Stated problem → Lines from the one containing "Extract all readable text from this page." through the last line of the data are to be repeated word for word, both ends included.

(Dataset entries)
* BEGIN *

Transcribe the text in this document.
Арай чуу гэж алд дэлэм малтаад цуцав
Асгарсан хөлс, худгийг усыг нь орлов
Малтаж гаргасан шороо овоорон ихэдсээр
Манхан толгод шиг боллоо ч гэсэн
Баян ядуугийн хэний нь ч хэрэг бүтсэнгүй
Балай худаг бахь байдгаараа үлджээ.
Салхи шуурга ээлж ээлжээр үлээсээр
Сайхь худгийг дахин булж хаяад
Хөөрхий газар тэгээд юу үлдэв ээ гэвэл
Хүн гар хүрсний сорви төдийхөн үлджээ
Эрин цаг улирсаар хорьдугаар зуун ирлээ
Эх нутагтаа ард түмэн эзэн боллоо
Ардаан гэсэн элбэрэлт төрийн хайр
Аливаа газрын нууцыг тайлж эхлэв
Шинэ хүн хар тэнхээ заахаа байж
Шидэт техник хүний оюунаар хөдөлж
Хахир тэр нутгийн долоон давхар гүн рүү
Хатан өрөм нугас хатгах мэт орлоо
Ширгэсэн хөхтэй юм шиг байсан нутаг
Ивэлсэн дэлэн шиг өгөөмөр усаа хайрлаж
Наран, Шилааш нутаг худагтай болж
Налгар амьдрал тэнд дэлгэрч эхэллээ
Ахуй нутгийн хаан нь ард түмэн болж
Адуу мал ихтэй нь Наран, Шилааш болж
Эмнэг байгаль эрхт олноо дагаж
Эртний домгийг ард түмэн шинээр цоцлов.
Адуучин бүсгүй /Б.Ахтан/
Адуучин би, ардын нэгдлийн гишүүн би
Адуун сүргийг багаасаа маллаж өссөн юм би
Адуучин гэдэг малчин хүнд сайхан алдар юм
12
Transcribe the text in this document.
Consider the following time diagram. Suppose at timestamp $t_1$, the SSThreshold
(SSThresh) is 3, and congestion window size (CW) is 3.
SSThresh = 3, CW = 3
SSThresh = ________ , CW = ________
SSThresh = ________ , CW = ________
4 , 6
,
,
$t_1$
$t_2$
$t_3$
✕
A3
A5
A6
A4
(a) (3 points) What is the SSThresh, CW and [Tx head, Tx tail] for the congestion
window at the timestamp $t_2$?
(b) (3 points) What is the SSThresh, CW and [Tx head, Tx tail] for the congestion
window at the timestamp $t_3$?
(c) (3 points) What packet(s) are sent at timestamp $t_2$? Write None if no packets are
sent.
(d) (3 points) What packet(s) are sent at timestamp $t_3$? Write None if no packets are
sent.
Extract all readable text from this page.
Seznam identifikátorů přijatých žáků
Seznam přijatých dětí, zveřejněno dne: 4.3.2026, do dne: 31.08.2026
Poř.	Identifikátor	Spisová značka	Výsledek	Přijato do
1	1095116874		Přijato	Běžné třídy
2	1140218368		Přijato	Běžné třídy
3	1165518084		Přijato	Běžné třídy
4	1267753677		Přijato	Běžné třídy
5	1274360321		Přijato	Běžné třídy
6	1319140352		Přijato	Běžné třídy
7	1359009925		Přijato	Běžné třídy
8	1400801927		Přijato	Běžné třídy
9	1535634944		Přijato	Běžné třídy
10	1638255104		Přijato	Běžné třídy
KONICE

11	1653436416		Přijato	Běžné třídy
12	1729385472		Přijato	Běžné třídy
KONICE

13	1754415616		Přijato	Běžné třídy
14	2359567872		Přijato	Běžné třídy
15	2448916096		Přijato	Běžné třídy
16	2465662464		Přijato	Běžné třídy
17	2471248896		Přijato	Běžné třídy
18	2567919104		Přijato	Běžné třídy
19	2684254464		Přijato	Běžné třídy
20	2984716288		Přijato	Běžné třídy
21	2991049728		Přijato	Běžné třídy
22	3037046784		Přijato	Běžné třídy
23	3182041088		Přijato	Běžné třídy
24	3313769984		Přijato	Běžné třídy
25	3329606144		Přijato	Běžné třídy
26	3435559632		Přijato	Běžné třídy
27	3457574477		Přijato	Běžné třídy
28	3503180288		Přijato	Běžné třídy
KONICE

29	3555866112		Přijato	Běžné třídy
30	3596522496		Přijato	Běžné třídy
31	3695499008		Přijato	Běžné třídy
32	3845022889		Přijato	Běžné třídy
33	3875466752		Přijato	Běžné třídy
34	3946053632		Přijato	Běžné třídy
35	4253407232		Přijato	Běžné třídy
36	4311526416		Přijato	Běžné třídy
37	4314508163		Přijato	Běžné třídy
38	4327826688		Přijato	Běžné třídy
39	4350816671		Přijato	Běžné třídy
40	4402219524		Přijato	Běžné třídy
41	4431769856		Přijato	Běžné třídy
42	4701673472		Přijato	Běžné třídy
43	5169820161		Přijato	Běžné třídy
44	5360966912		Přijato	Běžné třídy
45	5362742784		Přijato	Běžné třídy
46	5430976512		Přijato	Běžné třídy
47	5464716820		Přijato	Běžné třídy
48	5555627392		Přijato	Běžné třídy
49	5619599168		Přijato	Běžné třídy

* END *

Response to this task →
Extract all readable text from this page.
Seznam identifikátorů přijatých žáků
Seznam přijatých dětí, zveřejněno dne: 4.3.2026, do dne: 31.08.2026
Poř.	Identifikátor	Spisová značka	Výsledek	Přijato do
1	1095116874		Přijato	Běžné třídy
2	1140218368		Přijato	Běžné třídy
3	1165518084		Přijato	Běžné třídy
4	1267753677		Přijato	Běžné třídy
5	1274360321		Přijato	Běžné třídy
6	1319140352		Přijato	Běžné třídy
7	1359009925		Přijato	Běžné třídy
8	1400801927		Přijato	Běžné třídy
9	1535634944		Přijato	Běžné třídy
10	1638255104		Přijato	Běžné třídy
KONICE

11	1653436416		Přijato	Běžné třídy
12	1729385472		Přijato	Běžné třídy
KONICE

13	1754415616		Přijato	Běžné třídy
14	2359567872		Přijato	Běžné třídy
15	2448916096		Přijato	Běžné třídy
16	2465662464		Přijato	Běžné třídy
17	2471248896		Přijato	Běžné třídy
18	2567919104		Přijato	Běžné třídy
19	2684254464		Přijato	Běžné třídy
20	2984716288		Přijato	Běžné třídy
21	2991049728		Přijato	Běžné třídy
22	3037046784		Přijato	Běžné třídy
23	3182041088		Přijato	Běžné třídy
24	3313769984		Přijato	Běžné třídy
25	3329606144		Přijato	Běžné třídy
26	3435559632		Přijato	Běžné třídy
27	3457574477		Přijato	Běžné třídy
28	3503180288		Přijato	Běžné třídy
KONICE

29	3555866112		Přijato	Běžné třídy
30	3596522496		Přijato	Běžné třídy
31	3695499008		Přijato	Běžné třídy
32	3845022889		Přijato	Běžné třídy
33	3875466752		Přijato	Běžné třídy
34	3946053632		Přijato	Běžné třídy
35	4253407232		Přijato	Běžné třídy
36	4311526416		Přijato	Běžné třídy
37	4314508163		Přijato	Běžné třídy
38	4327826688		Přijato	Běžné třídy
39	4350816671		Přijato	Běžné třídy
40	4402219524		Přijato	Běžné třídy
41	4431769856		Přijato	Běžné třídy
42	4701673472		Přijato	Běžné třídy
43	5169820161		Přijato	Běžné třídy
44	5360966912		Přijato	Běžné třídy
45	5362742784		Přijato	Běžné třídy
46	5430976512		Přijato	Běžné třídy
47	5464716820		Přijato	Běžné třídy
48	5555627392		Přijato	Běžné třídy
49	5619599168		Přijato	Běžné třídy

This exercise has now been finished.